## Exercise inputs
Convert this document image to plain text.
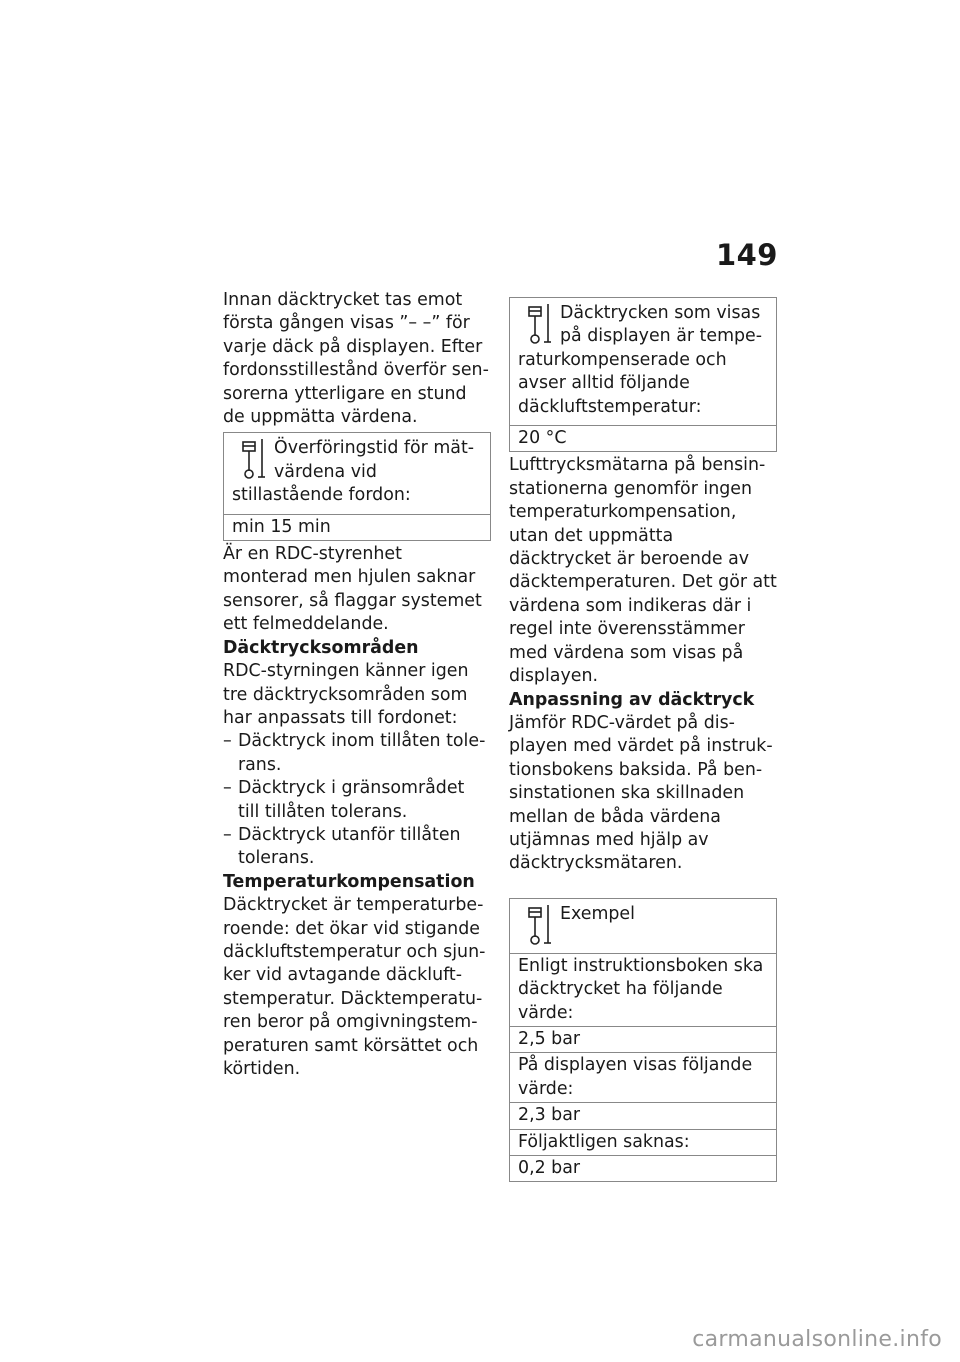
149

Innan däcktrycket tas emot första gången visas ”– –” för varje däck på displayen. Efter fordonsstillestånd överför sensorerna ytterligare en stund de uppmätta värdena.

Överföringstid för mätvärdena vid stillastående fordon:
min 15 min

Är en RDC-styrenhet monterad men hjulen saknar sensorer, så flaggar systemet ett felmeddelande.

Däcktrycksområden

RDC-styrningen känner igen tre däcktrycksområden som har anpassats till fordonet:

– Däcktryck inom tillåten tolerans.
– Däcktryck i gränsområdet till tillåten tolerans.
– Däcktryck utanför tillåten tolerans.

Temperaturkompensation

Däcktrycket är temperaturberoende: det ökar vid stigande däckluftstemperatur och sjunker vid avtagande däckluftstemperatur. Däcktemperaturen beror på omgivningstemperaturen samt körsättet och körtiden.

Däcktrycken som visas på displayen är temperaturkompenserade och avser alltid följande däckluftstemperatur:
20 °C

Lufttrycksmätarna på bensinstationerna genomför ingen temperaturkompensation, utan det uppmätta däcktrycket är beroende av däcktemperaturen. Det gör att värdena som indikeras där i regel inte överensstämmer med värdena som visas på displayen.

Anpassning av däcktryck

Jämför RDC-värdet på displayen med värdet på instruktionsbokens baksida. På bensinstationen ska skillnaden mellan de båda värdena utjämnas med hjälp av däcktrycksmätaren.

Exempel
Enligt instruktionsboken ska däcktrycket ha följande värde:
2,5 bar
På displayen visas följande värde:
2,3 bar
Följaktligen saknas:
0,2 bar
carmanualsonline.info
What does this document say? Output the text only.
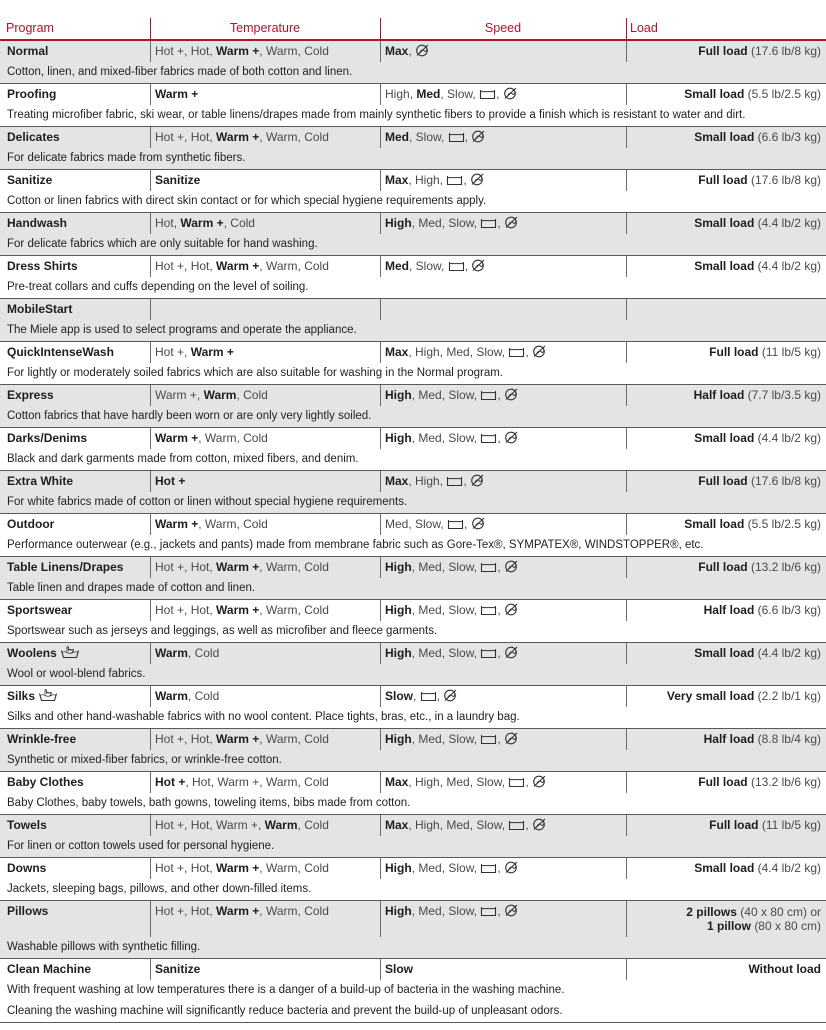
Program	Temperature	Speed	Load
Normal	Hot +, Hot, Warm +, Warm, Cold	Max,	Full load (17.6 lb/8 kg)
Cotton, linen, and mixed-fiber fabrics made of both cotton and linen.
Proofing	Warm +	High, Med, Slow, ,	Small load (5.5 lb/2.5 kg)
Treating microfiber fabric, ski wear, or table linens/drapes made from mainly synthetic fibers to provide a finish which is resistant to water and dirt.
Delicates	Hot +, Hot, Warm +, Warm, Cold	Med, Slow, ,	Small load (6.6 lb/3 kg)
For delicate fabrics made from synthetic fibers.
Sanitize	Sanitize	Max, High, ,	Full load (17.6 lb/8 kg)
Cotton or linen fabrics with direct skin contact or for which special hygiene requirements apply.
Handwash	Hot, Warm +, Cold	High, Med, Slow, ,	Small load (4.4 lb/2 kg)
For delicate fabrics which are only suitable for hand washing.
Dress Shirts	Hot +, Hot, Warm +, Warm, Cold	Med, Slow, ,	Small load (4.4 lb/2 kg)
Pre-treat collars and cuffs depending on the level of soiling.
MobileStart
The Miele app is used to select programs and operate the appliance.
QuickIntenseWash	Hot +, Warm +	Max, High, Med, Slow, ,	Full load (11 lb/5 kg)
For lightly or moderately soiled fabrics which are also suitable for washing in the Normal program.
Express	Warm +, Warm, Cold	High, Med, Slow, ,	Half load (7.7 lb/3.5 kg)
Cotton fabrics that have hardly been worn or are only very lightly soiled.
Darks/Denims	Warm +, Warm, Cold	High, Med, Slow, ,	Small load (4.4 lb/2 kg)
Black and dark garments made from cotton, mixed fibers, and denim.
Extra White	Hot +	Max, High, ,	Full load (17.6 lb/8 kg)
For white fabrics made of cotton or linen without special hygiene requirements.
Outdoor	Warm +, Warm, Cold	Med, Slow, ,	Small load (5.5 lb/2.5 kg)
Performance outerwear (e.g., jackets and pants) made from membrane fabric such as Gore-Tex®, SYMPATEX®, WINDSTOPPER®, etc.
Table Linens/Drapes	Hot +, Hot, Warm +, Warm, Cold	High, Med, Slow, ,	Full load (13.2 lb/6 kg)
Table linen and drapes made of cotton and linen.
Sportswear	Hot +, Hot, Warm +, Warm, Cold	High, Med, Slow, ,	Half load (6.6 lb/3 kg)
Sportswear such as jerseys and leggings, as well as microfiber and fleece garments.
Woolens	Warm, Cold	High, Med, Slow, ,	Small load (4.4 lb/2 kg)
Wool or wool-blend fabrics.
Silks	Warm, Cold	Slow, ,	Very small load (2.2 lb/1 kg)
Silks and other hand-washable fabrics with no wool content. Place tights, bras, etc., in a laundry bag.
Wrinkle-free	Hot +, Hot, Warm +, Warm, Cold	High, Med, Slow, ,	Half load (8.8 lb/4 kg)
Synthetic or mixed-fiber fabrics, or wrinkle-free cotton.
Baby Clothes	Hot +, Hot, Warm +, Warm, Cold	Max, High, Med, Slow, ,	Full load (13.2 lb/6 kg)
Baby Clothes, baby towels, bath gowns, toweling items, bibs made from cotton.
Towels	Hot +, Hot, Warm +, Warm, Cold	Max, High, Med, Slow, ,	Full load (11 lb/5 kg)
For linen or cotton towels used for personal hygiene.
Downs	Hot +, Hot, Warm +, Warm, Cold	High, Med, Slow, ,	Small load (4.4 lb/2 kg)
Jackets, sleeping bags, pillows, and other down-filled items.
Pillows	Hot +, Hot, Warm +, Warm, Cold	High, Med, Slow, ,	2 pillows (40 x 80 cm) or
1 pillow (80 x 80 cm)
Washable pillows with synthetic filling.
Clean Machine	Sanitize	Slow	Without load
With frequent washing at low temperatures there is a danger of a build-up of bacteria in the washing machine.
Cleaning the washing machine will significantly reduce bacteria and prevent the build-up of unpleasant odors.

## Instructions for the task
Output each line above exactly as it stands, omitting the pictures.

## Task answer
Convert this document image to plain text.
149

Innan däcktrycket tas emot första gången visas ”– –” för varje däck på displayen. Efter fordonsstillestånd överför sensorerna ytterligare en stund de uppmätta värdena.

Överföringstid för mätvärdena vid stillastående fordon:
min 15 min

Är en RDC-styrenhet monterad men hjulen saknar sensorer, så flaggar systemet ett felmeddelande.

Däcktrycksområden

RDC-styrningen känner igen tre däcktrycksområden som har anpassats till fordonet:

– Däcktryck inom tillåten tolerans.
– Däcktryck i gränsområdet till tillåten tolerans.
– Däcktryck utanför tillåten tolerans.

Temperaturkompensation

Däcktrycket är temperaturberoende: det ökar vid stigande däckluftstemperatur och sjunker vid avtagande däckluftstemperatur. Däcktemperaturen beror på omgivningstemperaturen samt körsättet och körtiden.

Däcktrycken som visas på displayen är temperaturkompenserade och avser alltid följande däckluftstemperatur:
20 °C

Lufttrycksmätarna på bensinstationerna genomför ingen temperaturkompensation, utan det uppmätta däcktrycket är beroende av däcktemperaturen. Det gör att värdena som indikeras där i regel inte överensstämmer med värdena som visas på displayen.

Anpassning av däcktryck

Jämför RDC-värdet på displayen med värdet på instruktionsbokens baksida. På bensinstationen ska skillnaden mellan de båda värdena utjämnas med hjälp av däcktrycksmätaren.

Exempel
Enligt instruktionsboken ska däcktrycket ha följande värde:
2,5 bar
På displayen visas följande värde:
2,3 bar
Följaktligen saknas:
0,2 bar
carmanualsonline.info
What does this document say? Output the text only.
Program	Temperature	Speed	Load
Normal	Hot +, Hot, Warm +, Warm, Cold	Max,	Full load (17.6 lb/8 kg)
Cotton, linen, and mixed-fiber fabrics made of both cotton and linen.
Proofing	Warm +	High, Med, Slow, ,	Small load (5.5 lb/2.5 kg)
Treating microfiber fabric, ski wear, or table linens/drapes made from mainly synthetic fibers to provide a finish which is resistant to water and dirt.
Delicates	Hot +, Hot, Warm +, Warm, Cold	Med, Slow, ,	Small load (6.6 lb/3 kg)
For delicate fabrics made from synthetic fibers.
Sanitize	Sanitize	Max, High, ,	Full load (17.6 lb/8 kg)
Cotton or linen fabrics with direct skin contact or for which special hygiene requirements apply.
Handwash	Hot, Warm +, Cold	High, Med, Slow, ,	Small load (4.4 lb/2 kg)
For delicate fabrics which are only suitable for hand washing.
Dress Shirts	Hot +, Hot, Warm +, Warm, Cold	Med, Slow, ,	Small load (4.4 lb/2 kg)
Pre-treat collars and cuffs depending on the level of soiling.
MobileStart
The Miele app is used to select programs and operate the appliance.
QuickIntenseWash	Hot +, Warm +	Max, High, Med, Slow, ,	Full load (11 lb/5 kg)
For lightly or moderately soiled fabrics which are also suitable for washing in the Normal program.
Express	Warm +, Warm, Cold	High, Med, Slow, ,	Half load (7.7 lb/3.5 kg)
Cotton fabrics that have hardly been worn or are only very lightly soiled.
Darks/Denims	Warm +, Warm, Cold	High, Med, Slow, ,	Small load (4.4 lb/2 kg)
Black and dark garments made from cotton, mixed fibers, and denim.
Extra White	Hot +	Max, High, ,	Full load (17.6 lb/8 kg)
For white fabrics made of cotton or linen without special hygiene requirements.
Outdoor	Warm +, Warm, Cold	Med, Slow, ,	Small load (5.5 lb/2.5 kg)
Performance outerwear (e.g., jackets and pants) made from membrane fabric such as Gore-Tex®, SYMPATEX®, WINDSTOPPER®, etc.
Table Linens/Drapes	Hot +, Hot, Warm +, Warm, Cold	High, Med, Slow, ,	Full load (13.2 lb/6 kg)
Table linen and drapes made of cotton and linen.
Sportswear	Hot +, Hot, Warm +, Warm, Cold	High, Med, Slow, ,	Half load (6.6 lb/3 kg)
Sportswear such as jerseys and leggings, as well as microfiber and fleece garments.
Woolens	Warm, Cold	High, Med, Slow, ,	Small load (4.4 lb/2 kg)
Wool or wool-blend fabrics.
Silks	Warm, Cold	Slow, ,	Very small load (2.2 lb/1 kg)
Silks and other hand-washable fabrics with no wool content. Place tights, bras, etc., in a laundry bag.
Wrinkle-free	Hot +, Hot, Warm +, Warm, Cold	High, Med, Slow, ,	Half load (8.8 lb/4 kg)
Synthetic or mixed-fiber fabrics, or wrinkle-free cotton.
Baby Clothes	Hot +, Hot, Warm +, Warm, Cold	Max, High, Med, Slow, ,	Full load (13.2 lb/6 kg)
Baby Clothes, baby towels, bath gowns, toweling items, bibs made from cotton.
Towels	Hot +, Hot, Warm +, Warm, Cold	Max, High, Med, Slow, ,	Full load (11 lb/5 kg)
For linen or cotton towels used for personal hygiene.
Downs	Hot +, Hot, Warm +, Warm, Cold	High, Med, Slow, ,	Small load (4.4 lb/2 kg)
Jackets, sleeping bags, pillows, and other down-filled items.
Pillows	Hot +, Hot, Warm +, Warm, Cold	High, Med, Slow, ,	2 pillows (40 x 80 cm) or
1 pillow (80 x 80 cm)
Washable pillows with synthetic filling.
Clean Machine	Sanitize	Slow	Without load
With frequent washing at low temperatures there is a danger of a build-up of bacteria in the washing machine.
Cleaning the washing machine will significantly reduce bacteria and prevent the build-up of unpleasant odors.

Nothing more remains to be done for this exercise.